## Saved data entries
========================================================================

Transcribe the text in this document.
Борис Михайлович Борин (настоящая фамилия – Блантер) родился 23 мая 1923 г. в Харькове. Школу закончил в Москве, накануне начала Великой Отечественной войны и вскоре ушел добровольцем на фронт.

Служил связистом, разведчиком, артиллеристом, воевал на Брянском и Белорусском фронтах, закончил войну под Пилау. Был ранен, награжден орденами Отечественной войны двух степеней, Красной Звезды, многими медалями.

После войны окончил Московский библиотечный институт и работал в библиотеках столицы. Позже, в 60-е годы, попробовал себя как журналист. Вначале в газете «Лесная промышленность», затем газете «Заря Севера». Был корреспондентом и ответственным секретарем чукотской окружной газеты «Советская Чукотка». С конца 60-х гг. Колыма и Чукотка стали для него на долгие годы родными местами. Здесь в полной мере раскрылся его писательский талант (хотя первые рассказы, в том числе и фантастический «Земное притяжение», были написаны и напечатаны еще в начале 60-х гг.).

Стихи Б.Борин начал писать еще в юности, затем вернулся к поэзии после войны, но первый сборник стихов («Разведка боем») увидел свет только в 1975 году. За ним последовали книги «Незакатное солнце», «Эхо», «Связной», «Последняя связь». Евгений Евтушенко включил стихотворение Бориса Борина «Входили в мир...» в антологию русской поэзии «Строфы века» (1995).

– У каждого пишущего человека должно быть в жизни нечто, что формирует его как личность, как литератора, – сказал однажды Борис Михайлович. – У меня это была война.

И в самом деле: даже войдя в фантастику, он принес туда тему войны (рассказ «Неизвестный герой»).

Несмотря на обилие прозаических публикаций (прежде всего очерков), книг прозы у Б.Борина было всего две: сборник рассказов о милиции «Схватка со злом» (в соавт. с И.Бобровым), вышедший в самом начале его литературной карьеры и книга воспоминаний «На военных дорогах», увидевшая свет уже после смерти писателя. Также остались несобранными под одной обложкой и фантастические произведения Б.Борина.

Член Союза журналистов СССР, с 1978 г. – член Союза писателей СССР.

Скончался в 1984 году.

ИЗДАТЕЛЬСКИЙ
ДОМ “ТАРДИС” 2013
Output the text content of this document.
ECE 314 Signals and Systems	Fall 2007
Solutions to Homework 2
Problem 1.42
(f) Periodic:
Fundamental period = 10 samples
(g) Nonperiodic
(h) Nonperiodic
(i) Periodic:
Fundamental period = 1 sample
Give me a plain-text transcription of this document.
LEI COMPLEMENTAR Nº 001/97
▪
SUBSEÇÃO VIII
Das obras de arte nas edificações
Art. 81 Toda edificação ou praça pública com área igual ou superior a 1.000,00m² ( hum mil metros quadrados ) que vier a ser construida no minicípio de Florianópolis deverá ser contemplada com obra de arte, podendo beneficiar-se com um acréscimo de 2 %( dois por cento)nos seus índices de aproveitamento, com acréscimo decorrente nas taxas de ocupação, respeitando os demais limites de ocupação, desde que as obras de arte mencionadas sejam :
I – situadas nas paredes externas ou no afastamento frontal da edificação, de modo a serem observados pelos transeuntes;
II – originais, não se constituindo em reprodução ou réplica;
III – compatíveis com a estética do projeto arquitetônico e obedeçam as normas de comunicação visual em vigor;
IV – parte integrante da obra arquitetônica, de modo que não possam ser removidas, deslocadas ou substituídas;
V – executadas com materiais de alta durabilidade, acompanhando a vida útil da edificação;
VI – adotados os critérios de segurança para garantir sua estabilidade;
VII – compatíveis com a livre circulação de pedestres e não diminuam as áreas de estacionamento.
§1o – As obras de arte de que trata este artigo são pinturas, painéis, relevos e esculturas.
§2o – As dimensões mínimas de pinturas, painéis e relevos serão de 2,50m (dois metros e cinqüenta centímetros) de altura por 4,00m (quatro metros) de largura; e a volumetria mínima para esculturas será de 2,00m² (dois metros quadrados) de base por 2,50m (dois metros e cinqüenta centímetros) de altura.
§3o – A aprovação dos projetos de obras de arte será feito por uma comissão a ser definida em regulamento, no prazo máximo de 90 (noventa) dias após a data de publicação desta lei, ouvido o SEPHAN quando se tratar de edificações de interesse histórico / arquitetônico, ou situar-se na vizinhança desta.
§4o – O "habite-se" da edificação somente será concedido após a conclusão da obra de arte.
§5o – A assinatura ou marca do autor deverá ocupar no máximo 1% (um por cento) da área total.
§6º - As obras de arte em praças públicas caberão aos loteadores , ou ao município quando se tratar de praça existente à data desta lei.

========================================================================

## YOUR GOAL
Repeat all the records. Match each line exactly.

## TASK ANSWER
Transcribe the text in this document.
Борис Михайлович Борин (настоящая фамилия – Блантер) родился 23 мая 1923 г. в Харькове. Школу закончил в Москве, накануне начала Великой Отечественной войны и вскоре ушел добровольцем на фронт.

Служил связистом, разведчиком, артиллеристом, воевал на Брянском и Белорусском фронтах, закончил войну под Пилау. Был ранен, награжден орденами Отечественной войны двух степеней, Красной Звезды, многими медалями.

После войны окончил Московский библиотечный институт и работал в библиотеках столицы. Позже, в 60-е годы, попробовал себя как журналист. Вначале в газете «Лесная промышленность», затем газете «Заря Севера». Был корреспондентом и ответственным секретарем чукотской окружной газеты «Советская Чукотка». С конца 60-х гг. Колыма и Чукотка стали для него на долгие годы родными местами. Здесь в полной мере раскрылся его писательский талант (хотя первые рассказы, в том числе и фантастический «Земное притяжение», были написаны и напечатаны еще в начале 60-х гг.).

Стихи Б.Борин начал писать еще в юности, затем вернулся к поэзии после войны, но первый сборник стихов («Разведка боем») увидел свет только в 1975 году. За ним последовали книги «Незакатное солнце», «Эхо», «Связной», «Последняя связь». Евгений Евтушенко включил стихотворение Бориса Борина «Входили в мир...» в антологию русской поэзии «Строфы века» (1995).

– У каждого пишущего человека должно быть в жизни нечто, что формирует его как личность, как литератора, – сказал однажды Борис Михайлович. – У меня это была война.

И в самом деле: даже войдя в фантастику, он принес туда тему войны (рассказ «Неизвестный герой»).

Несмотря на обилие прозаических публикаций (прежде всего очерков), книг прозы у Б.Борина было всего две: сборник рассказов о милиции «Схватка со злом» (в соавт. с И.Бобровым), вышедший в самом начале его литературной карьеры и книга воспоминаний «На военных дорогах», увидевшая свет уже после смерти писателя. Также остались несобранными под одной обложкой и фантастические произведения Б.Борина.

Член Союза журналистов СССР, с 1978 г. – член Союза писателей СССР.

Скончался в 1984 году.

ИЗДАТЕЛЬСКИЙ
ДОМ “ТАРДИС” 2013
Output the text content of this document.
ECE 314 Signals and Systems	Fall 2007
Solutions to Homework 2
Problem 1.42
(f) Periodic:
Fundamental period = 10 samples
(g) Nonperiodic
(h) Nonperiodic
(i) Periodic:
Fundamental period = 1 sample
Give me a plain-text transcription of this document.
LEI COMPLEMENTAR Nº 001/97
▪
SUBSEÇÃO VIII
Das obras de arte nas edificações
Art. 81 Toda edificação ou praça pública com área igual ou superior a 1.000,00m² ( hum mil metros quadrados ) que vier a ser construida no minicípio de Florianópolis deverá ser contemplada com obra de arte, podendo beneficiar-se com um acréscimo de 2 %( dois por cento)nos seus índices de aproveitamento, com acréscimo decorrente nas taxas de ocupação, respeitando os demais limites de ocupação, desde que as obras de arte mencionadas sejam :
I – situadas nas paredes externas ou no afastamento frontal da edificação, de modo a serem observados pelos transeuntes;
II – originais, não se constituindo em reprodução ou réplica;
III – compatíveis com a estética do projeto arquitetônico e obedeçam as normas de comunicação visual em vigor;
IV – parte integrante da obra arquitetônica, de modo que não possam ser removidas, deslocadas ou substituídas;
V – executadas com materiais de alta durabilidade, acompanhando a vida útil da edificação;
VI – adotados os critérios de segurança para garantir sua estabilidade;
VII – compatíveis com a livre circulação de pedestres e não diminuam as áreas de estacionamento.
§1o – As obras de arte de que trata este artigo são pinturas, painéis, relevos e esculturas.
§2o – As dimensões mínimas de pinturas, painéis e relevos serão de 2,50m (dois metros e cinqüenta centímetros) de altura por 4,00m (quatro metros) de largura; e a volumetria mínima para esculturas será de 2,00m² (dois metros quadrados) de base por 2,50m (dois metros e cinqüenta centímetros) de altura.
§3o – A aprovação dos projetos de obras de arte será feito por uma comissão a ser definida em regulamento, no prazo máximo de 90 (noventa) dias após a data de publicação desta lei, ouvido o SEPHAN quando se tratar de edificações de interesse histórico / arquitetônico, ou situar-se na vizinhança desta.
§4o – O "habite-se" da edificação somente será concedido após a conclusão da obra de arte.
§5o – A assinatura ou marca do autor deverá ocupar no máximo 1% (um por cento) da área total.
§6º - As obras de arte em praças públicas caberão aos loteadores , ou ao município quando se tratar de praça existente à data desta lei.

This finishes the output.